The records:
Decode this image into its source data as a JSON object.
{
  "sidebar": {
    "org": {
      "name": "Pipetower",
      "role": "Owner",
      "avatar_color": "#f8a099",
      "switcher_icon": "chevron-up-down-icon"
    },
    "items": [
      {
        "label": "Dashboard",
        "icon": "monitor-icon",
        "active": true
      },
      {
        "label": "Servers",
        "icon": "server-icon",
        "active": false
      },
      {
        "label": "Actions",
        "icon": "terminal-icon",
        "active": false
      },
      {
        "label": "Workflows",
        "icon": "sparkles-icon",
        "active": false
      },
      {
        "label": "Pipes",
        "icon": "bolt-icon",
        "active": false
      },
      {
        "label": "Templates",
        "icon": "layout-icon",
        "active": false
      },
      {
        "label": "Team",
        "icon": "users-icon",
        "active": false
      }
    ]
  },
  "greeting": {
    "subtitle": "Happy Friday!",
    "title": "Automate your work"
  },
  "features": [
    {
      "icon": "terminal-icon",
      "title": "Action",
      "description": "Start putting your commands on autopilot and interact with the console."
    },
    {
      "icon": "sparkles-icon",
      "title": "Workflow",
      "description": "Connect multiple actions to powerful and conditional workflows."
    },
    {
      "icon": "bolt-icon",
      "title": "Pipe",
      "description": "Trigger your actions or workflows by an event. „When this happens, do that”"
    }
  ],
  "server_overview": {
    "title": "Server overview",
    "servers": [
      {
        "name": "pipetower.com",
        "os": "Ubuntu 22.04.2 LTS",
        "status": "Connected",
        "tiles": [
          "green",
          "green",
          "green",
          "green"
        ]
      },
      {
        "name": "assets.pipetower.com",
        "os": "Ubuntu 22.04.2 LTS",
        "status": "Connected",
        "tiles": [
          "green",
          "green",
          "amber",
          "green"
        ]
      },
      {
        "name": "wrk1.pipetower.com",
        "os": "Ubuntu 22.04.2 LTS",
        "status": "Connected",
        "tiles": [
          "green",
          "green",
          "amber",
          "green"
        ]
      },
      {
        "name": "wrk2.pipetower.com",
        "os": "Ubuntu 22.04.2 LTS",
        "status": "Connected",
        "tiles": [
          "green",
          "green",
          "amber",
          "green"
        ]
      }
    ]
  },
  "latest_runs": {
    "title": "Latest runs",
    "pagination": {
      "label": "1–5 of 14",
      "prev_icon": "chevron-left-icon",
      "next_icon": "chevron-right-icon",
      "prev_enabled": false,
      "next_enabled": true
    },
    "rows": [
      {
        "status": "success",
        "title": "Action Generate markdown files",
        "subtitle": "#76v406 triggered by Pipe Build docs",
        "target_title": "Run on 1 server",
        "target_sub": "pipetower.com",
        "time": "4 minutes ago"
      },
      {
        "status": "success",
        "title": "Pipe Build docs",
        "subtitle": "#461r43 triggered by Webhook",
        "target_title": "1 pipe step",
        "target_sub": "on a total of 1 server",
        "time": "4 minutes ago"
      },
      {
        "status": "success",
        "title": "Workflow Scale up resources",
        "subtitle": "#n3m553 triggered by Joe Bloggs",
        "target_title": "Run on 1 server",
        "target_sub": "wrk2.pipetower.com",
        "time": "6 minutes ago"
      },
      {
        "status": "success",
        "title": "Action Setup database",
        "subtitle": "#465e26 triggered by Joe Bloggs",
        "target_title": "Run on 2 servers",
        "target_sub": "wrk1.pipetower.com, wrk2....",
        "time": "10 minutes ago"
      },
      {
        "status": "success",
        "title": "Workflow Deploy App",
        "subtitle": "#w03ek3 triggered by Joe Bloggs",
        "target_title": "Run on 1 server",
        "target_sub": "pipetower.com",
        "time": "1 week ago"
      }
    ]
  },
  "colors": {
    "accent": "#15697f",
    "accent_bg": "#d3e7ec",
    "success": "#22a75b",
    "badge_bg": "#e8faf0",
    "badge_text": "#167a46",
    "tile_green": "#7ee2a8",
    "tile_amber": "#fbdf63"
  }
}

The exercise: Retype all of the material, keeping each line exact.

Written reply:
Decode this image into its source data as a JSON object.
{
  "sidebar": {
    "org": {
      "name": "Pipetower",
      "role": "Owner",
      "avatar_color": "#f8a099",
      "switcher_icon": "chevron-up-down-icon"
    },
    "items": [
      {
        "label": "Dashboard",
        "icon": "monitor-icon",
        "active": true
      },
      {
        "label": "Servers",
        "icon": "server-icon",
        "active": false
      },
      {
        "label": "Actions",
        "icon": "terminal-icon",
        "active": false
      },
      {
        "label": "Workflows",
        "icon": "sparkles-icon",
        "active": false
      },
      {
        "label": "Pipes",
        "icon": "bolt-icon",
        "active": false
      },
      {
        "label": "Templates",
        "icon": "layout-icon",
        "active": false
      },
      {
        "label": "Team",
        "icon": "users-icon",
        "active": false
      }
    ]
  },
  "greeting": {
    "subtitle": "Happy Friday!",
    "title": "Automate your work"
  },
  "features": [
    {
      "icon": "terminal-icon",
      "title": "Action",
      "description": "Start putting your commands on autopilot and interact with the console."
    },
    {
      "icon": "sparkles-icon",
      "title": "Workflow",
      "description": "Connect multiple actions to powerful and conditional workflows."
    },
    {
      "icon": "bolt-icon",
      "title": "Pipe",
      "description": "Trigger your actions or workflows by an event. „When this happens, do that”"
    }
  ],
  "server_overview": {
    "title": "Server overview",
    "servers": [
      {
        "name": "pipetower.com",
        "os": "Ubuntu 22.04.2 LTS",
        "status": "Connected",
        "tiles": [
          "green",
          "green",
          "green",
          "green"
        ]
      },
      {
        "name": "assets.pipetower.com",
        "os": "Ubuntu 22.04.2 LTS",
        "status": "Connected",
        "tiles": [
          "green",
          "green",
          "amber",
          "green"
        ]
      },
      {
        "name": "wrk1.pipetower.com",
        "os": "Ubuntu 22.04.2 LTS",
        "status": "Connected",
        "tiles": [
          "green",
          "green",
          "amber",
          "green"
        ]
      },
      {
        "name": "wrk2.pipetower.com",
        "os": "Ubuntu 22.04.2 LTS",
        "status": "Connected",
        "tiles": [
          "green",
          "green",
          "amber",
          "green"
        ]
      }
    ]
  },
  "latest_runs": {
    "title": "Latest runs",
    "pagination": {
      "label": "1–5 of 14",
      "prev_icon": "chevron-left-icon",
      "next_icon": "chevron-right-icon",
      "prev_enabled": false,
      "next_enabled": true
    },
    "rows": [
      {
        "status": "success",
        "title": "Action Generate markdown files",
        "subtitle": "#76v406 triggered by Pipe Build docs",
        "target_title": "Run on 1 server",
        "target_sub": "pipetower.com",
        "time": "4 minutes ago"
      },
      {
        "status": "success",
        "title": "Pipe Build docs",
        "subtitle": "#461r43 triggered by Webhook",
        "target_title": "1 pipe step",
        "target_sub": "on a total of 1 server",
        "time": "4 minutes ago"
      },
      {
        "status": "success",
        "title": "Workflow Scale up resources",
        "subtitle": "#n3m553 triggered by Joe Bloggs",
        "target_title": "Run on 1 server",
        "target_sub": "wrk2.pipetower.com",
        "time": "6 minutes ago"
      },
      {
        "status": "success",
        "title": "Action Setup database",
        "subtitle": "#465e26 triggered by Joe Bloggs",
        "target_title": "Run on 2 servers",
        "target_sub": "wrk1.pipetower.com, wrk2....",
        "time": "10 minutes ago"
      },
      {
        "status": "success",
        "title": "Workflow Deploy App",
        "subtitle": "#w03ek3 triggered by Joe Bloggs",
        "target_title": "Run on 1 server",
        "target_sub": "pipetower.com",
        "time": "1 week ago"
      }
    ]
  },
  "colors": {
    "accent": "#15697f",
    "accent_bg": "#d3e7ec",
    "success": "#22a75b",
    "badge_bg": "#e8faf0",
    "badge_text": "#167a46",
    "tile_green": "#7ee2a8",
    "tile_amber": "#fbdf63"
  }
}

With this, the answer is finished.